===== MATERIAL FOR THE TASK

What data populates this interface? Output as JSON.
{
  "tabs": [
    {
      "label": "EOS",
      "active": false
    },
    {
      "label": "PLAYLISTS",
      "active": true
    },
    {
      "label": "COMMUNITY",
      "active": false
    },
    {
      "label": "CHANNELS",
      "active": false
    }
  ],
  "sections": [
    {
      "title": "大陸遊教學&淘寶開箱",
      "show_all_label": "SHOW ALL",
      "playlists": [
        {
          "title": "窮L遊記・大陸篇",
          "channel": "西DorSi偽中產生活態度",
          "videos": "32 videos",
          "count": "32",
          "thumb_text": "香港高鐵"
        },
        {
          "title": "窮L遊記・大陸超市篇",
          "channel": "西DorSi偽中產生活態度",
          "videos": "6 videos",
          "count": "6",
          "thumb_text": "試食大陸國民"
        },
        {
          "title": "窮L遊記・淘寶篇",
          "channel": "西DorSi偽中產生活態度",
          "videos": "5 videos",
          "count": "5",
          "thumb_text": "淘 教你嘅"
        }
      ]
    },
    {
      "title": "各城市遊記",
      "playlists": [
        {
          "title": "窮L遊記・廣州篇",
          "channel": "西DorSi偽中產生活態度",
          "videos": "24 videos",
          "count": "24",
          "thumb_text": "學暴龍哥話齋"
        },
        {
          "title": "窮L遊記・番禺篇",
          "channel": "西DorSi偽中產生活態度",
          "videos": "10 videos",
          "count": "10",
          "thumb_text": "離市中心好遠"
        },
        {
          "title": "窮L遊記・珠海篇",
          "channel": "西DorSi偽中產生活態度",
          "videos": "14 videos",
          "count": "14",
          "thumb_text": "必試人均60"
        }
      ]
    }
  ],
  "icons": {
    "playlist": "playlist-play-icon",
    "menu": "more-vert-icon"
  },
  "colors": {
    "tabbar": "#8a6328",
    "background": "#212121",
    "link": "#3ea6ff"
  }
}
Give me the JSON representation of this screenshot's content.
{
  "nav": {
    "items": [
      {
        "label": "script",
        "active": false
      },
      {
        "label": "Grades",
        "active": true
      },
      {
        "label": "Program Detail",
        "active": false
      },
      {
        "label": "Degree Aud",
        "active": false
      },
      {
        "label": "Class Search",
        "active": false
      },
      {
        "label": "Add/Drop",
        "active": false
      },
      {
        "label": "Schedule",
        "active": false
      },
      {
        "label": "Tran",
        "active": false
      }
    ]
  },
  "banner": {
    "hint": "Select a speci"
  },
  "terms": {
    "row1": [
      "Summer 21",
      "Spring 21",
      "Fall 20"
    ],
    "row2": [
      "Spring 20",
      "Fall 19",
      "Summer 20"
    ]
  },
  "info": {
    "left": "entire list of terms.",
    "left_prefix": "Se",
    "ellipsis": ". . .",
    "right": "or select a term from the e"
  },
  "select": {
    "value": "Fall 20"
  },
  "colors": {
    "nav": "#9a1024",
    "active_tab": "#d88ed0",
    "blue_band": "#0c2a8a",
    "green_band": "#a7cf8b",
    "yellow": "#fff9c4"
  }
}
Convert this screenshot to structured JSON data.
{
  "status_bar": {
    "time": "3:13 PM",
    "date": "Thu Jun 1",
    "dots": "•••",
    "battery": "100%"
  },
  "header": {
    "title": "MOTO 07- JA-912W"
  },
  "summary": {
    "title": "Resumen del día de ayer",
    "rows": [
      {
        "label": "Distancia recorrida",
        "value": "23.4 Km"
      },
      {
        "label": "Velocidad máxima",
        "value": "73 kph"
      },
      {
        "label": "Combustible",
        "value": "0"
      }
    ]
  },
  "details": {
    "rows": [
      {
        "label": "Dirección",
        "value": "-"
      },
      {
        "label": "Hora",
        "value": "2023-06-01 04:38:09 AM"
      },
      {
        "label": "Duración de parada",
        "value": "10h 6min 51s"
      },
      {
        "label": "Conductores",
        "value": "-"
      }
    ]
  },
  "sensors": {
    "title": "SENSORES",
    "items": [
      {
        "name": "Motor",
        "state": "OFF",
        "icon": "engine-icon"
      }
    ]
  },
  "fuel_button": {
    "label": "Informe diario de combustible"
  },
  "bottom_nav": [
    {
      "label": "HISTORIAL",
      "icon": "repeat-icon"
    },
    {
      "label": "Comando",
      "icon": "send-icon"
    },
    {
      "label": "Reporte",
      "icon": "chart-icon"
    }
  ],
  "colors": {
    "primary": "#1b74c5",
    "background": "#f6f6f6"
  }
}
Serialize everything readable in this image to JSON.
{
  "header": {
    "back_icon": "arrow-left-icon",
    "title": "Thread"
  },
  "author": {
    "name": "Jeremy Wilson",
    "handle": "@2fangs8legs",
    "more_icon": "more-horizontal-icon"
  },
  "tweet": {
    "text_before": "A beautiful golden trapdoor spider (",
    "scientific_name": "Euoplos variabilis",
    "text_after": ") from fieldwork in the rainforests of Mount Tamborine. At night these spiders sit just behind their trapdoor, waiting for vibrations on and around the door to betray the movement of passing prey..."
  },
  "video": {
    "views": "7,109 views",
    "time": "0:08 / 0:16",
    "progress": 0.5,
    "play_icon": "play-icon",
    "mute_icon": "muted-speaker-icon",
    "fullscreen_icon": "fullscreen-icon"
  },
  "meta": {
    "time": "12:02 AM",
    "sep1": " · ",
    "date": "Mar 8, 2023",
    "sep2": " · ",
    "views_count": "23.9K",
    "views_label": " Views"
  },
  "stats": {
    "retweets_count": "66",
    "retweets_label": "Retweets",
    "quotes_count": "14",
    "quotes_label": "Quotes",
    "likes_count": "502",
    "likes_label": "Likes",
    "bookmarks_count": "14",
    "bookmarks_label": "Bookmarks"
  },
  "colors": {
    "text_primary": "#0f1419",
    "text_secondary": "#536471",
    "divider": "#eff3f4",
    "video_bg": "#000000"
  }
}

==========

WHAT TO WORK ON |
Write out every record verbatim.

OUTPUT BELOW |
What data populates this interface? Output as JSON.
{
  "tabs": [
    {
      "label": "EOS",
      "active": false
    },
    {
      "label": "PLAYLISTS",
      "active": true
    },
    {
      "label": "COMMUNITY",
      "active": false
    },
    {
      "label": "CHANNELS",
      "active": false
    }
  ],
  "sections": [
    {
      "title": "大陸遊教學&淘寶開箱",
      "show_all_label": "SHOW ALL",
      "playlists": [
        {
          "title": "窮L遊記・大陸篇",
          "channel": "西DorSi偽中產生活態度",
          "videos": "32 videos",
          "count": "32",
          "thumb_text": "香港高鐵"
        },
        {
          "title": "窮L遊記・大陸超市篇",
          "channel": "西DorSi偽中產生活態度",
          "videos": "6 videos",
          "count": "6",
          "thumb_text": "試食大陸國民"
        },
        {
          "title": "窮L遊記・淘寶篇",
          "channel": "西DorSi偽中產生活態度",
          "videos": "5 videos",
          "count": "5",
          "thumb_text": "淘 教你嘅"
        }
      ]
    },
    {
      "title": "各城市遊記",
      "playlists": [
        {
          "title": "窮L遊記・廣州篇",
          "channel": "西DorSi偽中產生活態度",
          "videos": "24 videos",
          "count": "24",
          "thumb_text": "學暴龍哥話齋"
        },
        {
          "title": "窮L遊記・番禺篇",
          "channel": "西DorSi偽中產生活態度",
          "videos": "10 videos",
          "count": "10",
          "thumb_text": "離市中心好遠"
        },
        {
          "title": "窮L遊記・珠海篇",
          "channel": "西DorSi偽中產生活態度",
          "videos": "14 videos",
          "count": "14",
          "thumb_text": "必試人均60"
        }
      ]
    }
  ],
  "icons": {
    "playlist": "playlist-play-icon",
    "menu": "more-vert-icon"
  },
  "colors": {
    "tabbar": "#8a6328",
    "background": "#212121",
    "link": "#3ea6ff"
  }
}
Give me the JSON representation of this screenshot's content.
{
  "nav": {
    "items": [
      {
        "label": "script",
        "active": false
      },
      {
        "label": "Grades",
        "active": true
      },
      {
        "label": "Program Detail",
        "active": false
      },
      {
        "label": "Degree Aud",
        "active": false
      },
      {
        "label": "Class Search",
        "active": false
      },
      {
        "label": "Add/Drop",
        "active": false
      },
      {
        "label": "Schedule",
        "active": false
      },
      {
        "label": "Tran",
        "active": false
      }
    ]
  },
  "banner": {
    "hint": "Select a speci"
  },
  "terms": {
    "row1": [
      "Summer 21",
      "Spring 21",
      "Fall 20"
    ],
    "row2": [
      "Spring 20",
      "Fall 19",
      "Summer 20"
    ]
  },
  "info": {
    "left": "entire list of terms.",
    "left_prefix": "Se",
    "ellipsis": ". . .",
    "right": "or select a term from the e"
  },
  "select": {
    "value": "Fall 20"
  },
  "colors": {
    "nav": "#9a1024",
    "active_tab": "#d88ed0",
    "blue_band": "#0c2a8a",
    "green_band": "#a7cf8b",
    "yellow": "#fff9c4"
  }
}
Convert this screenshot to structured JSON data.
{
  "status_bar": {
    "time": "3:13 PM",
    "date": "Thu Jun 1",
    "dots": "•••",
    "battery": "100%"
  },
  "header": {
    "title": "MOTO 07- JA-912W"
  },
  "summary": {
    "title": "Resumen del día de ayer",
    "rows": [
      {
        "label": "Distancia recorrida",
        "value": "23.4 Km"
      },
      {
        "label": "Velocidad máxima",
        "value": "73 kph"
      },
      {
        "label": "Combustible",
        "value": "0"
      }
    ]
  },
  "details": {
    "rows": [
      {
        "label": "Dirección",
        "value": "-"
      },
      {
        "label": "Hora",
        "value": "2023-06-01 04:38:09 AM"
      },
      {
        "label": "Duración de parada",
        "value": "10h 6min 51s"
      },
      {
        "label": "Conductores",
        "value": "-"
      }
    ]
  },
  "sensors": {
    "title": "SENSORES",
    "items": [
      {
        "name": "Motor",
        "state": "OFF",
        "icon": "engine-icon"
      }
    ]
  },
  "fuel_button": {
    "label": "Informe diario de combustible"
  },
  "bottom_nav": [
    {
      "label": "HISTORIAL",
      "icon": "repeat-icon"
    },
    {
      "label": "Comando",
      "icon": "send-icon"
    },
    {
      "label": "Reporte",
      "icon": "chart-icon"
    }
  ],
  "colors": {
    "primary": "#1b74c5",
    "background": "#f6f6f6"
  }
}
Serialize everything readable in this image to JSON.
{
  "header": {
    "back_icon": "arrow-left-icon",
    "title": "Thread"
  },
  "author": {
    "name": "Jeremy Wilson",
    "handle": "@2fangs8legs",
    "more_icon": "more-horizontal-icon"
  },
  "tweet": {
    "text_before": "A beautiful golden trapdoor spider (",
    "scientific_name": "Euoplos variabilis",
    "text_after": ") from fieldwork in the rainforests of Mount Tamborine. At night these spiders sit just behind their trapdoor, waiting for vibrations on and around the door to betray the movement of passing prey..."
  },
  "video": {
    "views": "7,109 views",
    "time": "0:08 / 0:16",
    "progress": 0.5,
    "play_icon": "play-icon",
    "mute_icon": "muted-speaker-icon",
    "fullscreen_icon": "fullscreen-icon"
  },
  "meta": {
    "time": "12:02 AM",
    "sep1": " · ",
    "date": "Mar 8, 2023",
    "sep2": " · ",
    "views_count": "23.9K",
    "views_label": " Views"
  },
  "stats": {
    "retweets_count": "66",
    "retweets_label": "Retweets",
    "quotes_count": "14",
    "quotes_label": "Quotes",
    "likes_count": "502",
    "likes_label": "Likes",
    "bookmarks_count": "14",
    "bookmarks_label": "Bookmarks"
  },
  "colors": {
    "text_primary": "#0f1419",
    "text_secondary": "#536471",
    "divider": "#eff3f4",
    "video_bg": "#000000"
  }
}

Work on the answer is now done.